#### Given task:
Write out, exactly as they appear, only the lines running from the line with "Give me the" to the final line of the listing; include both.

#### Items:

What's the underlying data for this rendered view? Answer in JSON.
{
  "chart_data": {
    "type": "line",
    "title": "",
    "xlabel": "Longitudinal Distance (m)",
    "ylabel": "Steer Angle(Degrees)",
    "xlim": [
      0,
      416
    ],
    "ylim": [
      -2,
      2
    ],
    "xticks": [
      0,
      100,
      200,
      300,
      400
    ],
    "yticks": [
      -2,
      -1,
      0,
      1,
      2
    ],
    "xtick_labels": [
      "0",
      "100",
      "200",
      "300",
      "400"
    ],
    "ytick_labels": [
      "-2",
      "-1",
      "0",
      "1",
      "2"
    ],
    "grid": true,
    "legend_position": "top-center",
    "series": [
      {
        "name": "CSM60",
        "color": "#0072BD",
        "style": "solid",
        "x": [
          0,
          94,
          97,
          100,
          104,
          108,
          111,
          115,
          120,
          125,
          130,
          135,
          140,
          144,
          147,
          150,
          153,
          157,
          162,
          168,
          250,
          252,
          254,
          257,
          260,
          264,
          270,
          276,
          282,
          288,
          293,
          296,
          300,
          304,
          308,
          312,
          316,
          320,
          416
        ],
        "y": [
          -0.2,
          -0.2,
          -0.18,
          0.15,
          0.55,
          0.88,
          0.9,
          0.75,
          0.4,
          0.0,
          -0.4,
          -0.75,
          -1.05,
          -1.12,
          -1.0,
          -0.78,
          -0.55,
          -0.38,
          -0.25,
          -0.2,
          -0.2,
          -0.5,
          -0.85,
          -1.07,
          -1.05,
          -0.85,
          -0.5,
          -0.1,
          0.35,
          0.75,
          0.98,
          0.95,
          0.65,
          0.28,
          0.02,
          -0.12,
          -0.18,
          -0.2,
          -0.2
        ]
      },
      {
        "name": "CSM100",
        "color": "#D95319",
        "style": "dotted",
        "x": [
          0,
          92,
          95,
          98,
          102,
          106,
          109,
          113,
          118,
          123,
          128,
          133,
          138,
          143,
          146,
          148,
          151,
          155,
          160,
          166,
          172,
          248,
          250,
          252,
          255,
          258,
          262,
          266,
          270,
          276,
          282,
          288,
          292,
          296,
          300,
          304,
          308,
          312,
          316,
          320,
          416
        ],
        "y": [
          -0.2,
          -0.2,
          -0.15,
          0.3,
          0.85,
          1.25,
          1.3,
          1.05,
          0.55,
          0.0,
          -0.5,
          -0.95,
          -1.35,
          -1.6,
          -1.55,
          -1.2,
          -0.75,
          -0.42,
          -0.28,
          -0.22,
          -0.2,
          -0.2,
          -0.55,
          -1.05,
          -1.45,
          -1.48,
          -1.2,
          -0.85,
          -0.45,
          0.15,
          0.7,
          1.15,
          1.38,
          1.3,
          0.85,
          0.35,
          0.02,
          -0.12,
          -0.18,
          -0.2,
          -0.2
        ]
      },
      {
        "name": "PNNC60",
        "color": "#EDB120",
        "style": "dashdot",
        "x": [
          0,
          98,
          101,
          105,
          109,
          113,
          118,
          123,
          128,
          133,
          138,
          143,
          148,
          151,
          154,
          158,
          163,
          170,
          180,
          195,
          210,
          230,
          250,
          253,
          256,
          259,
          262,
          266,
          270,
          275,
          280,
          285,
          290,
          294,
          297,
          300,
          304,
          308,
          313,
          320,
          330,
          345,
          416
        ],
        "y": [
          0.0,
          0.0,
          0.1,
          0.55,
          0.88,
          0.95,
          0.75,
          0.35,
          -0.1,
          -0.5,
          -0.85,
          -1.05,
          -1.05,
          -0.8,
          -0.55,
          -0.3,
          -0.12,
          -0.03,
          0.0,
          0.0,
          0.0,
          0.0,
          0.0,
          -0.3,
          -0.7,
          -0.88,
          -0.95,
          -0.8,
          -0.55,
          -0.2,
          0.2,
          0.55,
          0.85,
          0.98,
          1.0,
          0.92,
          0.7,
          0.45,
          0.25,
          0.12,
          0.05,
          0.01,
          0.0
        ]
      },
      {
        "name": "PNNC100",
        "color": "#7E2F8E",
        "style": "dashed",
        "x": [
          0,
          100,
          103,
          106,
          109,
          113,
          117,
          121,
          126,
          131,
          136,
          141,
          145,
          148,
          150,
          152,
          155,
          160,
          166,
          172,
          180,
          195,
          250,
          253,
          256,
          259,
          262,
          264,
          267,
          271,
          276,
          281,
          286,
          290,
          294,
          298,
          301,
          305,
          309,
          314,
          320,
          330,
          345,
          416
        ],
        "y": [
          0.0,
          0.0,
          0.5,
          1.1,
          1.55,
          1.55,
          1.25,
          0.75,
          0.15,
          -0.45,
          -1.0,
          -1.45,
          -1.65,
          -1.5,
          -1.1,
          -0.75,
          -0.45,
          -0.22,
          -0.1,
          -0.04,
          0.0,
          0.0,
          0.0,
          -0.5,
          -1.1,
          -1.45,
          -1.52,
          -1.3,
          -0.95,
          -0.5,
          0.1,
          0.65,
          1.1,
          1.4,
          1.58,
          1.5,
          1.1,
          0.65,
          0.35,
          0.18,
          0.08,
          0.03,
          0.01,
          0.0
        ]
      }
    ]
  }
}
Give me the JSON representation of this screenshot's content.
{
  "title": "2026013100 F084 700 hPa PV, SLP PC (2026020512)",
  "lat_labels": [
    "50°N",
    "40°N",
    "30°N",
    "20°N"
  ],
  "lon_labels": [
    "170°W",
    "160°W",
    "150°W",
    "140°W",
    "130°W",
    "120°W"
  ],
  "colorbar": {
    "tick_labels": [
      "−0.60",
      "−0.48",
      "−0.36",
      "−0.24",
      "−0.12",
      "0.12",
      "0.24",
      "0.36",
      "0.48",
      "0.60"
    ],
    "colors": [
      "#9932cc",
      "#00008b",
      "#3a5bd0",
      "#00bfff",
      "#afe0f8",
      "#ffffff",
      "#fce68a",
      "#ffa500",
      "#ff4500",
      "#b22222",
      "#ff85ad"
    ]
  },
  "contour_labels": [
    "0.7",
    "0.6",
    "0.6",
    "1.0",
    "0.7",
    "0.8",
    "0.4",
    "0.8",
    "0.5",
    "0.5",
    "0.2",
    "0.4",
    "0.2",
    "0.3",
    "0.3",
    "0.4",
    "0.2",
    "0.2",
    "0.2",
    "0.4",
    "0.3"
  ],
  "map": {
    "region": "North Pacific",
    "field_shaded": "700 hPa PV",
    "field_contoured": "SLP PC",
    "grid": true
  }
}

#### Output of the task:
Give me the JSON representation of this screenshot's content.
{
  "title": "2026013100 F084 700 hPa PV, SLP PC (2026020512)",
  "lat_labels": [
    "50°N",
    "40°N",
    "30°N",
    "20°N"
  ],
  "lon_labels": [
    "170°W",
    "160°W",
    "150°W",
    "140°W",
    "130°W",
    "120°W"
  ],
  "colorbar": {
    "tick_labels": [
      "−0.60",
      "−0.48",
      "−0.36",
      "−0.24",
      "−0.12",
      "0.12",
      "0.24",
      "0.36",
      "0.48",
      "0.60"
    ],
    "colors": [
      "#9932cc",
      "#00008b",
      "#3a5bd0",
      "#00bfff",
      "#afe0f8",
      "#ffffff",
      "#fce68a",
      "#ffa500",
      "#ff4500",
      "#b22222",
      "#ff85ad"
    ]
  },
  "contour_labels": [
    "0.7",
    "0.6",
    "0.6",
    "1.0",
    "0.7",
    "0.8",
    "0.4",
    "0.8",
    "0.5",
    "0.5",
    "0.2",
    "0.4",
    "0.2",
    "0.3",
    "0.3",
    "0.4",
    "0.2",
    "0.2",
    "0.2",
    "0.4",
    "0.3"
  ],
  "map": {
    "region": "North Pacific",
    "field_shaded": "700 hPa PV",
    "field_contoured": "SLP PC",
    "grid": true
  }
}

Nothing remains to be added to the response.